* _Work to complete_:
A – According to the gaming psychology post, who is credited with the "six or none!" quote?
B – In the listing, repeat the lines starting with the one that contains "specialization-field[interactable] bbox=[669, 1666, 1239, 1716]" and going on through the one that contains "father-name-field[interactable]: PRANAB KUMAR", both included.

* _Page_:
· · · ·

Archive for the ‘gaming psychology’ Category

I think GuildMag has the take I agree most with regarding the very much talked about PvP armor post, which was supposed to be about PvP armor and somehow became a thousand-word dissertation on the place of women and their clothing in video games.

I’ve found the response to this very interesting, especially since most of the outcry seems to be coming from either people who feel everyone’s making too big a deal out of the matter (but are throwing in their two cents anyway) or those who are in defense of the right of women everywhere to have virtual avatars wear as little as the the game will let them. This, despite the fact that these two groups are the ones whose positions are being represented by default.

As someone who has written blog posts only semi-mocking the initial deluge of innocent questions newcomers have regarding Guild Wars 2, I’m familiar with the notion that someone can come across an article or picture and not know the history behind it; the famous (among GW2 fans) “six or none!” quote by Kristen Perry, the article in which ANet’s armor design philosophy is laid out, the examples of variety among even Elementalist armor art in Guild Wars 1. With TERA looming on the MMO landscape and the controversies regarding its portrayals of Castanic armor and caster gyrations, I’m not surprised when someone happens by late in the game and wonders if Guild Wars 2 is any different. It’s really no different from when someone asks if they can still be a healer, what the raiding endgame is like, or if, indeed, you can jump.

· · · ·

* _Material shown_:
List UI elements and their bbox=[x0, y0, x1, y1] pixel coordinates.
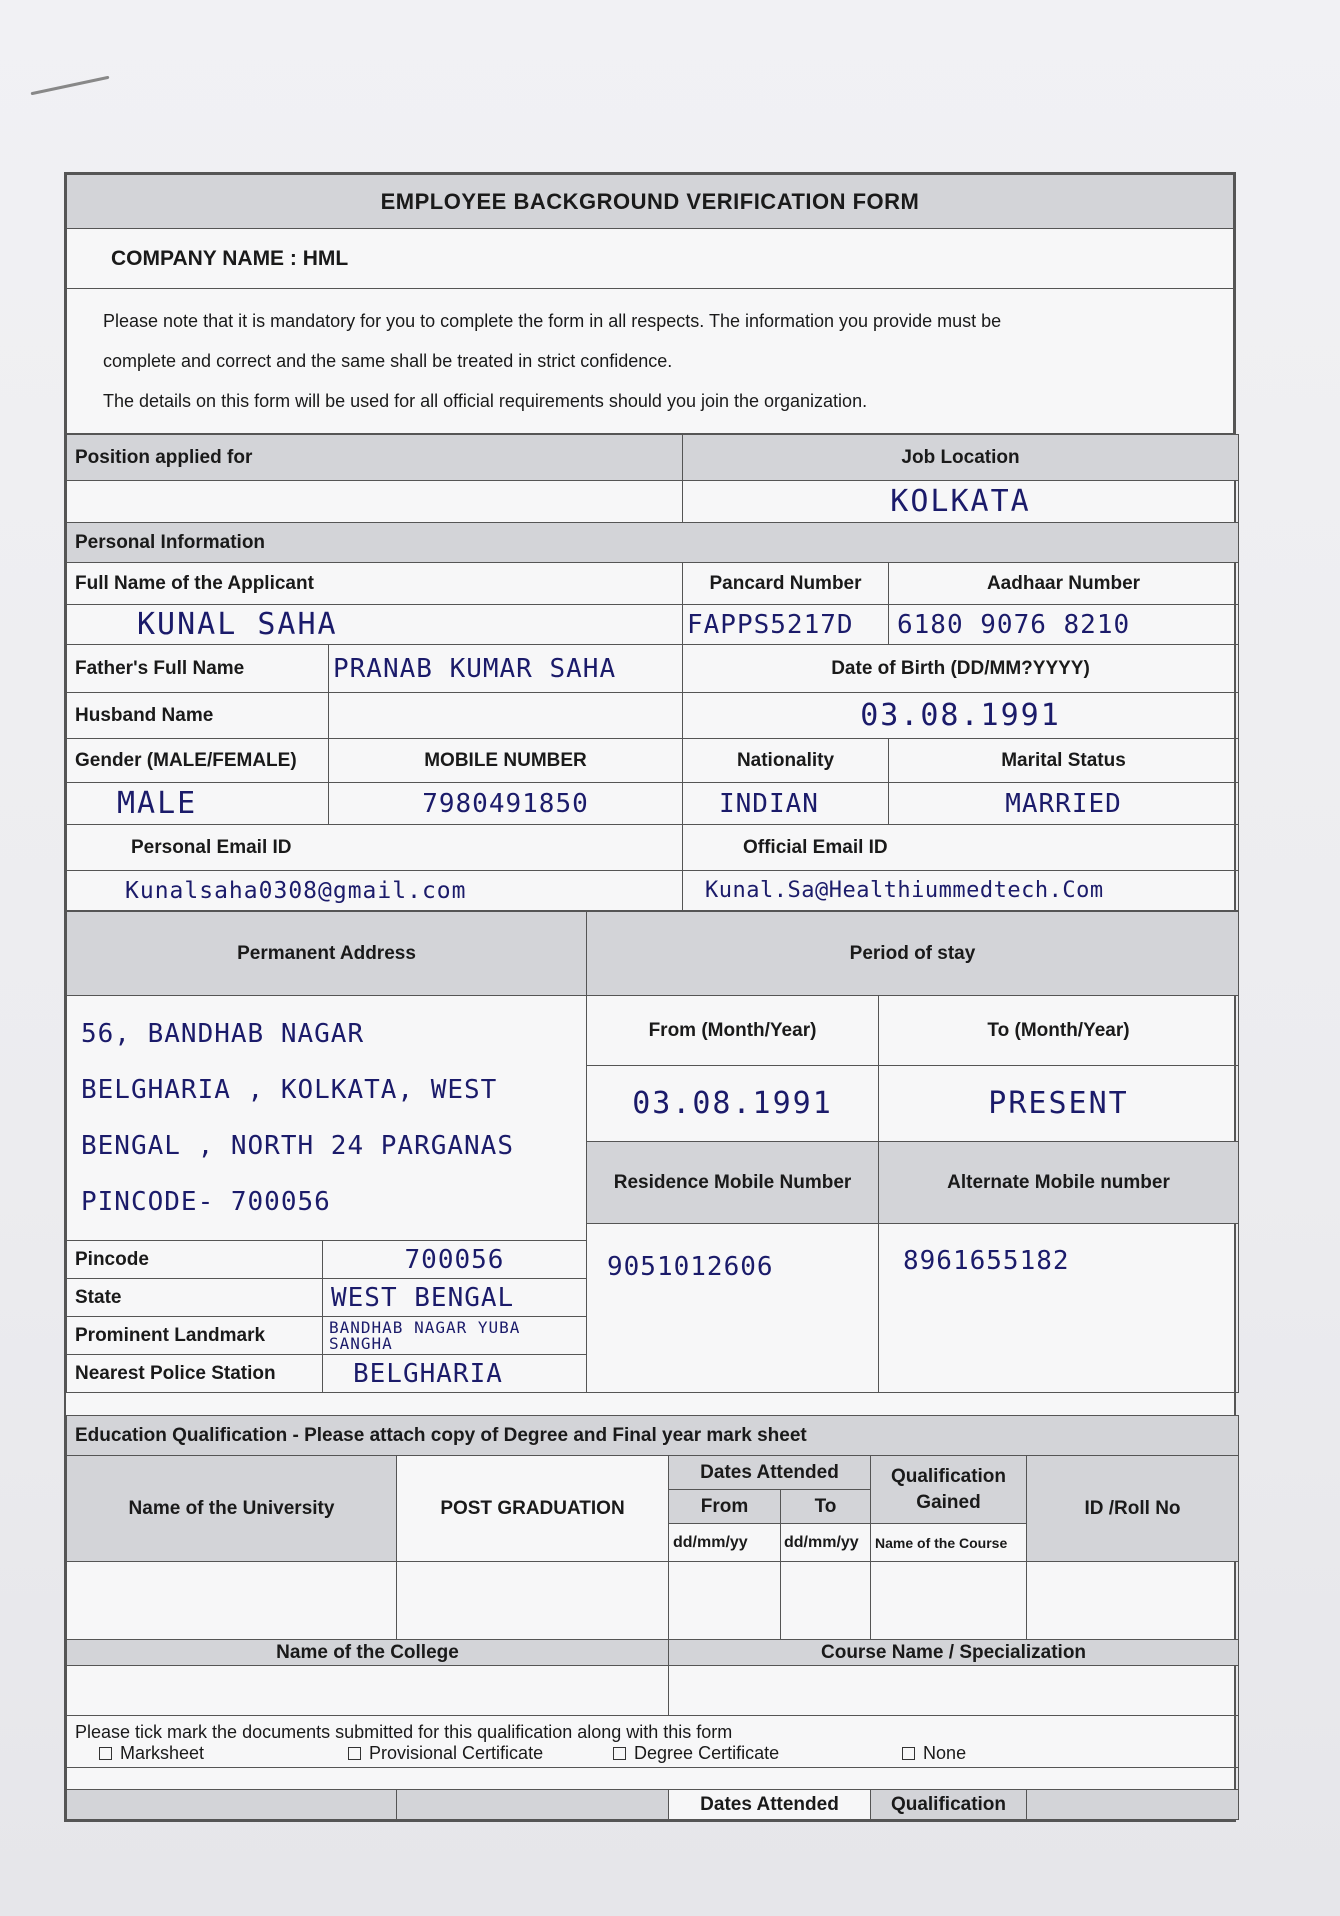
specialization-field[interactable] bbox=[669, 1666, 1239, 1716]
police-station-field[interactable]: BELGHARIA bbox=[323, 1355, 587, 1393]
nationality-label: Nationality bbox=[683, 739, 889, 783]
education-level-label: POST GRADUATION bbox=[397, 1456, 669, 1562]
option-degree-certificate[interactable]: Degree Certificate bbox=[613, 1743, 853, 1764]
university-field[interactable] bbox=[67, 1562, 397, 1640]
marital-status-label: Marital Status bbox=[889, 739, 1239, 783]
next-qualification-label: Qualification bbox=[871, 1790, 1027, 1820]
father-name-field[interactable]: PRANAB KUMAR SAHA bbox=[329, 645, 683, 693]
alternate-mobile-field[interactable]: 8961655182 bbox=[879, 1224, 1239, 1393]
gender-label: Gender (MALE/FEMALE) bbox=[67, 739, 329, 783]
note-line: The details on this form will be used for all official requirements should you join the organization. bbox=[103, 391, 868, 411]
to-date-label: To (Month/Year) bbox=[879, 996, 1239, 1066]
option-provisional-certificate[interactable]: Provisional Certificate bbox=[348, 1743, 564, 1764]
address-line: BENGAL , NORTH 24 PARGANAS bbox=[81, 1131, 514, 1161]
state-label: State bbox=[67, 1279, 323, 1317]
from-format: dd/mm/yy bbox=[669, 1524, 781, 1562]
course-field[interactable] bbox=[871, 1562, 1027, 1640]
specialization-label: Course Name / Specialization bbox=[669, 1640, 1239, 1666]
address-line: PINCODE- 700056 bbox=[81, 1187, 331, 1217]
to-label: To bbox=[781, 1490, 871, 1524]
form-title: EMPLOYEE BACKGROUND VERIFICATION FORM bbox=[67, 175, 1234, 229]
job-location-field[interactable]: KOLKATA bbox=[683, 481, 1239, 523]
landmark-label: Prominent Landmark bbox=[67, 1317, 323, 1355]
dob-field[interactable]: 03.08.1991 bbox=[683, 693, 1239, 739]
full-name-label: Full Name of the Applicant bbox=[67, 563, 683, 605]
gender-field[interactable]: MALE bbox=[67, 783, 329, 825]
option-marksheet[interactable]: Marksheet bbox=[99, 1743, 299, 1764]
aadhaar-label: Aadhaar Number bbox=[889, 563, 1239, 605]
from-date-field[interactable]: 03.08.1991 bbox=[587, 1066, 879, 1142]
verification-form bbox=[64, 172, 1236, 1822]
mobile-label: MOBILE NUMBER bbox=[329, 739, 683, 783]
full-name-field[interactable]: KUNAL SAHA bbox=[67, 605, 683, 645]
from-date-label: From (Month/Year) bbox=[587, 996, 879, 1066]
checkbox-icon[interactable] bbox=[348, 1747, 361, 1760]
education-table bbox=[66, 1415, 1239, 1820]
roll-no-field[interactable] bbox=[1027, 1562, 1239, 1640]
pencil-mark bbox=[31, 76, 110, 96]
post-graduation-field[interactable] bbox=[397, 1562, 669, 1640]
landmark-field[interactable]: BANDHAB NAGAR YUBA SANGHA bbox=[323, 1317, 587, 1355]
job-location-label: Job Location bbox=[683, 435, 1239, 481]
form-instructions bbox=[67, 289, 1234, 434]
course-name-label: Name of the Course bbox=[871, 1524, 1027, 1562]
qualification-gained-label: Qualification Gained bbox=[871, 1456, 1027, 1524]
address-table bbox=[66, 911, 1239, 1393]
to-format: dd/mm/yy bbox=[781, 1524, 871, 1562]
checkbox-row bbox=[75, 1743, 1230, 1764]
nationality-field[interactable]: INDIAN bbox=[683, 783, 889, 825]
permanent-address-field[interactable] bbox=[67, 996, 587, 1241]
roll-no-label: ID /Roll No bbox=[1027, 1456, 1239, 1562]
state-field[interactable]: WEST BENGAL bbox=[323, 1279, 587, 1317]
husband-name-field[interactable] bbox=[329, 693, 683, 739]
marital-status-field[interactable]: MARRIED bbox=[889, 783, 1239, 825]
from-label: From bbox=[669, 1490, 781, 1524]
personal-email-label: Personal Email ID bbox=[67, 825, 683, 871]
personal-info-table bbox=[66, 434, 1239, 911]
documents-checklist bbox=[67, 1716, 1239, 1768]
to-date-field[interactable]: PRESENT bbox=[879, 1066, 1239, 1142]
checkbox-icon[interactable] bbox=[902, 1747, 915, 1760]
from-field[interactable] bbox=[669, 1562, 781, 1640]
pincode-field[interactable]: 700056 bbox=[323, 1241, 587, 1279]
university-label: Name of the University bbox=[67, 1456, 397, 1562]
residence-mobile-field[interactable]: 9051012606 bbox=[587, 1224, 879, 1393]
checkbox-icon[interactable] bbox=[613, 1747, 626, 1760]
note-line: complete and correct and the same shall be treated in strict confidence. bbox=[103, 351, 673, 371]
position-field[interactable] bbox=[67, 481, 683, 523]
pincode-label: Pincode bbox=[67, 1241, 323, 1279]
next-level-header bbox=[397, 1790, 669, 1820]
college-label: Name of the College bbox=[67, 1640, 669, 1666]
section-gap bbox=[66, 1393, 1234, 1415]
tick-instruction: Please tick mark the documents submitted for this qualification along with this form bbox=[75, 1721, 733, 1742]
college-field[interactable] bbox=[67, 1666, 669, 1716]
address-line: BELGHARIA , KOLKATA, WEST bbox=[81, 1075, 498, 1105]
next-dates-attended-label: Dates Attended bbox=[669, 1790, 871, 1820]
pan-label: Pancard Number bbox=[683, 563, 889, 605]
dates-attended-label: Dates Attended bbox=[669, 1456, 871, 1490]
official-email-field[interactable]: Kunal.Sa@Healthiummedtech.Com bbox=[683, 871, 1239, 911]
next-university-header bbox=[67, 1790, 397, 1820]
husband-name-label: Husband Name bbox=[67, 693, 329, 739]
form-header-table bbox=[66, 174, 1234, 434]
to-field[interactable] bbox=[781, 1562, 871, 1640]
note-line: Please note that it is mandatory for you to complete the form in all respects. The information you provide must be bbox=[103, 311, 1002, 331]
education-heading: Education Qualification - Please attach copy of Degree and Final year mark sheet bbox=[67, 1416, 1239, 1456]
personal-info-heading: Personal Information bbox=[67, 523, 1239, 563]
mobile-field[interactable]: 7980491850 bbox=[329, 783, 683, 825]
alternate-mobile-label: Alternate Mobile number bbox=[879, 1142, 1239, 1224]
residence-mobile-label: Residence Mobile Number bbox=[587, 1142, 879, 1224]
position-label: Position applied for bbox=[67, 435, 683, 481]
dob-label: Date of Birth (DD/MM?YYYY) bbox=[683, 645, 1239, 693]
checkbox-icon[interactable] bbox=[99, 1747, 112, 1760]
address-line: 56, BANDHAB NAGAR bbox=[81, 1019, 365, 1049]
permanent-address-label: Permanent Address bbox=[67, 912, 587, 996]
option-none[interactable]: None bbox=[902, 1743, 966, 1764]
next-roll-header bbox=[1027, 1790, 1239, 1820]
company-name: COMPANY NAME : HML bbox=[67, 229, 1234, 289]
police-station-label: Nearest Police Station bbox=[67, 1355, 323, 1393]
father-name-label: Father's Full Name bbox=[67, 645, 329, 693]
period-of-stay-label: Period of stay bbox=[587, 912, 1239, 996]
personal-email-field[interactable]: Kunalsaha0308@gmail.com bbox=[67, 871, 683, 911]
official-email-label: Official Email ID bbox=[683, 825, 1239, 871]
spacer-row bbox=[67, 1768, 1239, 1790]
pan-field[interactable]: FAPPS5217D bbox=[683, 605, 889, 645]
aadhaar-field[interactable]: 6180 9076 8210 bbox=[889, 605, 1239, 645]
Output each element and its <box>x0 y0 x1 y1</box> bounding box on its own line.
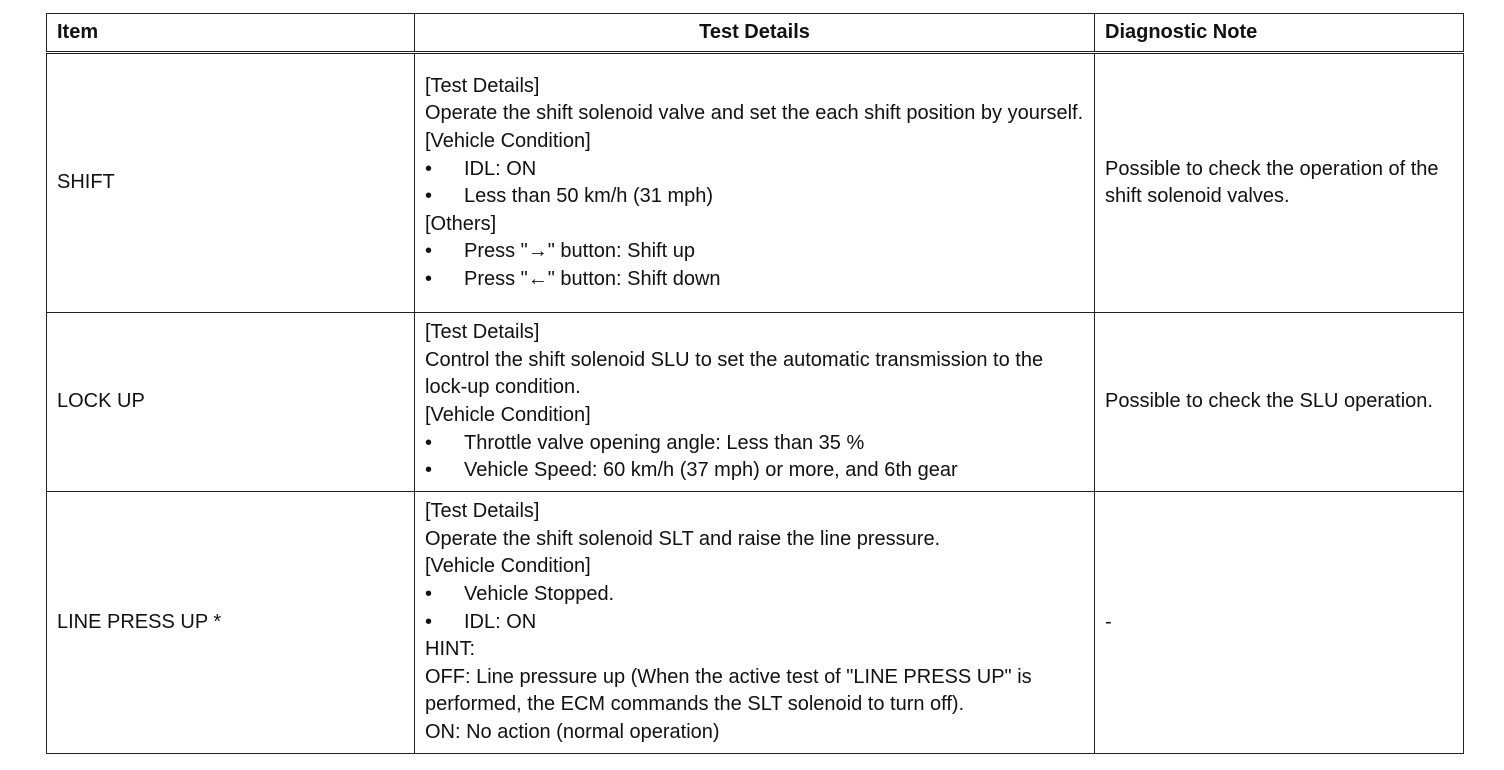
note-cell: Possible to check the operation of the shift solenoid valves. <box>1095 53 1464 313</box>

· · · ·

* _Task responses_:
A – Kristen Perry

B –
specialization-field[interactable] bbox=[669, 1666, 1239, 1716]
police-station-field[interactable]: BELGHARIA bbox=[323, 1355, 587, 1393]
nationality-label: Nationality bbox=[683, 739, 889, 783]
education-level-label: POST GRADUATION bbox=[397, 1456, 669, 1562]
option-degree-certificate[interactable]: Degree Certificate bbox=[613, 1743, 853, 1764]
university-field[interactable] bbox=[67, 1562, 397, 1640]
marital-status-label: Marital Status bbox=[889, 739, 1239, 783]
next-qualification-label: Qualification bbox=[871, 1790, 1027, 1820]
father-name-field[interactable]: PRANAB KUMAR SAHA bbox=[329, 645, 683, 693]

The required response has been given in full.